Dataset records
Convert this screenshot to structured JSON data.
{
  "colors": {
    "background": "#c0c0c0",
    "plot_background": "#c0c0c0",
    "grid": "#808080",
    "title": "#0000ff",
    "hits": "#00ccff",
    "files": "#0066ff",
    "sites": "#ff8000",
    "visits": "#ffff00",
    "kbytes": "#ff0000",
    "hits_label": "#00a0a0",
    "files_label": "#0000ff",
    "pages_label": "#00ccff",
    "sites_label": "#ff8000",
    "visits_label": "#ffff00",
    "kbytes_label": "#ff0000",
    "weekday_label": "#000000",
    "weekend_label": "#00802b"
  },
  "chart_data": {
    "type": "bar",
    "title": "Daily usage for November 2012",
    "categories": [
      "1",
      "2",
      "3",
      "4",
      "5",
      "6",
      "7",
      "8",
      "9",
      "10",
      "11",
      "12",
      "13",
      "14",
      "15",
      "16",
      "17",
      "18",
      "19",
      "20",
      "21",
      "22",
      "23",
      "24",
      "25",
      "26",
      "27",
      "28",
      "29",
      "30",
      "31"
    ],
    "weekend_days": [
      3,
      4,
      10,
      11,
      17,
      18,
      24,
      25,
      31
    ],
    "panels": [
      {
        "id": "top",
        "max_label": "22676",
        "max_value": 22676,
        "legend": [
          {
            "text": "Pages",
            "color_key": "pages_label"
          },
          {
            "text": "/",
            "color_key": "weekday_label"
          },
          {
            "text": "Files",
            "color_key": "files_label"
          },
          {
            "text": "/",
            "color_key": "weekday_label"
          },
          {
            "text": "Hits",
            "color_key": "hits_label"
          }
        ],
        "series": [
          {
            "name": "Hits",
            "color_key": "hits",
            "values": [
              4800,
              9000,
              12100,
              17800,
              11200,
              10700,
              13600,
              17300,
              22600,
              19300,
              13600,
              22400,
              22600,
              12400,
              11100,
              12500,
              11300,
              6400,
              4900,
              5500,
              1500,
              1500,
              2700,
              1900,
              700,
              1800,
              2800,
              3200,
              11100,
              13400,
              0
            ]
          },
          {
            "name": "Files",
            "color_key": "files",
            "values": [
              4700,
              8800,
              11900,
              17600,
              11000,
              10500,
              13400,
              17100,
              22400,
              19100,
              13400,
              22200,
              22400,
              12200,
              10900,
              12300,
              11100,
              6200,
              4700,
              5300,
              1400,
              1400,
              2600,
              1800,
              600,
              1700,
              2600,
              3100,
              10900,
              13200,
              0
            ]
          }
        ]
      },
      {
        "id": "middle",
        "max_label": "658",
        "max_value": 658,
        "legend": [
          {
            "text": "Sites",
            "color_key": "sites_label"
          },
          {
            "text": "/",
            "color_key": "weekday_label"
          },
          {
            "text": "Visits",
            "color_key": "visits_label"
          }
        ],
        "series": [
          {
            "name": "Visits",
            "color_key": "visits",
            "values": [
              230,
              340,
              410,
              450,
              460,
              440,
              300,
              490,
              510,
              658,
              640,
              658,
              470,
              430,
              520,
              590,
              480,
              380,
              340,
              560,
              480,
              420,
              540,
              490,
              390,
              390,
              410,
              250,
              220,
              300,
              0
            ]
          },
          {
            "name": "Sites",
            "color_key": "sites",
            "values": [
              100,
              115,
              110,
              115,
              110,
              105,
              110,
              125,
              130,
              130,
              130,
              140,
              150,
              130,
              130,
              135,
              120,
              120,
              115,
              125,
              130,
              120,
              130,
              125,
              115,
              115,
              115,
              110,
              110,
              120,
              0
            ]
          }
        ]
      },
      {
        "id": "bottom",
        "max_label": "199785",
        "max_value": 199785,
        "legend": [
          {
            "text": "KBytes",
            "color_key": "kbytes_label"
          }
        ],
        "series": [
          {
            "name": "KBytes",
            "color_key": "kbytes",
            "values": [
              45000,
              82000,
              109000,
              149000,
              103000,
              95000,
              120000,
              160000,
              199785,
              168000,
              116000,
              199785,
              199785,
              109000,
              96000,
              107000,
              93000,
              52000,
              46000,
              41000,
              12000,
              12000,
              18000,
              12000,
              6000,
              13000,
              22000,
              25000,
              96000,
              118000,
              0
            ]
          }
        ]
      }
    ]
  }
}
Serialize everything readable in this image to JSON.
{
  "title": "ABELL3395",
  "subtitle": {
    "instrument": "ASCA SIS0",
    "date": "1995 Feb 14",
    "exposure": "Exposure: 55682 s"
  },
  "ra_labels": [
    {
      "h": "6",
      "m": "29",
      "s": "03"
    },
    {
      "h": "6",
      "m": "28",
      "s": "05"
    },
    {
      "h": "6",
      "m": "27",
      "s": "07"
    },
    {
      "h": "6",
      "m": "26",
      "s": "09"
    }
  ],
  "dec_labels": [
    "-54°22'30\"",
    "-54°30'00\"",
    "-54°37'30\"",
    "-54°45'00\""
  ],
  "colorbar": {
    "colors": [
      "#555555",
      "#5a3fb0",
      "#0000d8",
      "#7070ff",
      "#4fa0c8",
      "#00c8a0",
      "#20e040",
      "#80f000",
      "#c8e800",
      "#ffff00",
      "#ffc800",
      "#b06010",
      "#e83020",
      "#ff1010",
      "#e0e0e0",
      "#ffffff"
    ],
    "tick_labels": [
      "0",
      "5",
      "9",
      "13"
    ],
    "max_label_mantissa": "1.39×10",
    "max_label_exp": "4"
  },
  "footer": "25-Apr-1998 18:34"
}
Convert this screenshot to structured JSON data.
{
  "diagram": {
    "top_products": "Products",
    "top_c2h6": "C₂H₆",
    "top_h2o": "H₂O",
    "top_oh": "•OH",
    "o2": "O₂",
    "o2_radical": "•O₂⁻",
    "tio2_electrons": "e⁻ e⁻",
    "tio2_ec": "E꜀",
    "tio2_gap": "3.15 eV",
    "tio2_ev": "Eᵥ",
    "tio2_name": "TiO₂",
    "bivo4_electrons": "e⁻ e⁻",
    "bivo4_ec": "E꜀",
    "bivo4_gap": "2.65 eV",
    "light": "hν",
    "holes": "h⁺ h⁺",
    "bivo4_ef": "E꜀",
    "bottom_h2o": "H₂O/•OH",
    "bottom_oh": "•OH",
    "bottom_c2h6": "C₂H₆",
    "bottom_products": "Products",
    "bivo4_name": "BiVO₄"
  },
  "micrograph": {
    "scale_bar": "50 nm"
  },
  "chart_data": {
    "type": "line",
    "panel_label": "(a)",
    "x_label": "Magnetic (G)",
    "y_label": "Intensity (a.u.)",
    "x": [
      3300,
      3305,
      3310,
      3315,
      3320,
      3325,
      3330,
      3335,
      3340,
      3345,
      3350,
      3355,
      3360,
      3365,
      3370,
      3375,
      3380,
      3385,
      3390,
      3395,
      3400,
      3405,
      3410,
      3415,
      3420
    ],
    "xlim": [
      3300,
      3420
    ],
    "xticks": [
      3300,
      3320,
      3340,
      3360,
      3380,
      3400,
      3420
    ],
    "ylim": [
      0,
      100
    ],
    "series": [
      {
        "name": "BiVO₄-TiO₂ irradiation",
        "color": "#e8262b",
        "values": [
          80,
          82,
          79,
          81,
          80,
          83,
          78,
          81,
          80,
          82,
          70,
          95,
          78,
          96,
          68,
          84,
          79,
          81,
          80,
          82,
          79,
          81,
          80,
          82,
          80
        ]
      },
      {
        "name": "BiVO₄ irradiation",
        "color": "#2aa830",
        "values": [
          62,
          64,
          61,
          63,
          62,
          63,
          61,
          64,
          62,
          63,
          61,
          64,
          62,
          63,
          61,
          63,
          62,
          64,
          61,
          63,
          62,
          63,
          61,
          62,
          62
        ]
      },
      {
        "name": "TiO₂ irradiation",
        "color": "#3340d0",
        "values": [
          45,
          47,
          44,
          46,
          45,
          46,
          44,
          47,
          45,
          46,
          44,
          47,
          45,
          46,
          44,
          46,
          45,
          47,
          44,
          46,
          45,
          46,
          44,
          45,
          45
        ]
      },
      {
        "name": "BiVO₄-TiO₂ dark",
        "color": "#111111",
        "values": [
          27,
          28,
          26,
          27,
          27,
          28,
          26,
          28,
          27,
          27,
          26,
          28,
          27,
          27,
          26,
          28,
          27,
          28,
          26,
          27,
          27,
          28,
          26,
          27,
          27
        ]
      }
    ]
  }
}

[WHAT IS ASKED] From the entries above, copy every line containing the word "irradiation".

[ANSWER FOR THIS EXERCISE]
        "name": "BiVO₄-TiO₂ irradiation",
        "name": "BiVO₄ irradiation",
        "name": "TiO₂ irradiation",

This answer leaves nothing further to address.